**** Dataset extract ****
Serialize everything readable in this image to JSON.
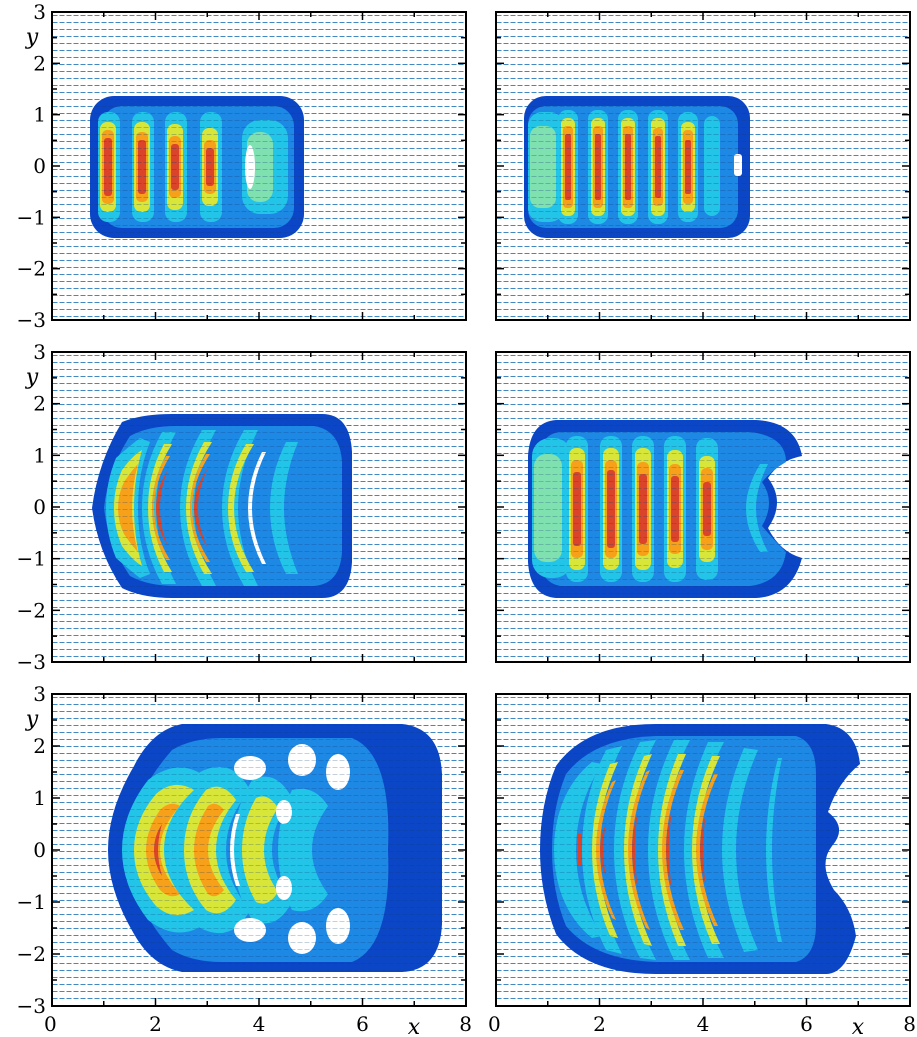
{
  "figure": {
    "axes": {
      "x_symbol": "x",
      "y_symbol": "y",
      "x_ticks": [
        "0",
        "2",
        "4",
        "6",
        "8"
      ],
      "y_ticks": [
        "3",
        "2",
        "1",
        "0",
        "−1",
        "−2",
        "−3"
      ],
      "x_range": [
        0,
        8
      ],
      "y_range": [
        -3,
        3
      ]
    },
    "colors": {
      "field_arrows": "#2b7bb9",
      "panel_frame": "#000000",
      "colormap": [
        "#00008f",
        "#0b46c7",
        "#1e88e5",
        "#22c5e8",
        "#7fe0b0",
        "#d8e63a",
        "#f7a11a",
        "#d9442a"
      ]
    },
    "panels": [
      {
        "id": "p1",
        "row": 1,
        "column": 1,
        "icon": "contour-field-plot"
      },
      {
        "id": "p2",
        "row": 1,
        "column": 2,
        "icon": "contour-field-plot"
      },
      {
        "id": "p3",
        "row": 2,
        "column": 1,
        "icon": "contour-field-plot"
      },
      {
        "id": "p4",
        "row": 2,
        "column": 2,
        "icon": "contour-field-plot"
      },
      {
        "id": "p5",
        "row": 3,
        "column": 1,
        "icon": "contour-field-plot"
      },
      {
        "id": "p6",
        "row": 3,
        "column": 2,
        "icon": "contour-field-plot"
      }
    ]
  }
}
****
Each line of the material must be retyped exactly, except that images are omitted.

→ **The completed task**
Serialize everything readable in this image to JSON.
{
  "figure": {
    "axes": {
      "x_symbol": "x",
      "y_symbol": "y",
      "x_ticks": [
        "0",
        "2",
        "4",
        "6",
        "8"
      ],
      "y_ticks": [
        "3",
        "2",
        "1",
        "0",
        "−1",
        "−2",
        "−3"
      ],
      "x_range": [
        0,
        8
      ],
      "y_range": [
        -3,
        3
      ]
    },
    "colors": {
      "field_arrows": "#2b7bb9",
      "panel_frame": "#000000",
      "colormap": [
        "#00008f",
        "#0b46c7",
        "#1e88e5",
        "#22c5e8",
        "#7fe0b0",
        "#d8e63a",
        "#f7a11a",
        "#d9442a"
      ]
    },
    "panels": [
      {
        "id": "p1",
        "row": 1,
        "column": 1,
        "icon": "contour-field-plot"
      },
      {
        "id": "p2",
        "row": 1,
        "column": 2,
        "icon": "contour-field-plot"
      },
      {
        "id": "p3",
        "row": 2,
        "column": 1,
        "icon": "contour-field-plot"
      },
      {
        "id": "p4",
        "row": 2,
        "column": 2,
        "icon": "contour-field-plot"
      },
      {
        "id": "p5",
        "row": 3,
        "column": 1,
        "icon": "contour-field-plot"
      },
      {
        "id": "p6",
        "row": 3,
        "column": 2,
        "icon": "contour-field-plot"
      }
    ]
  }
}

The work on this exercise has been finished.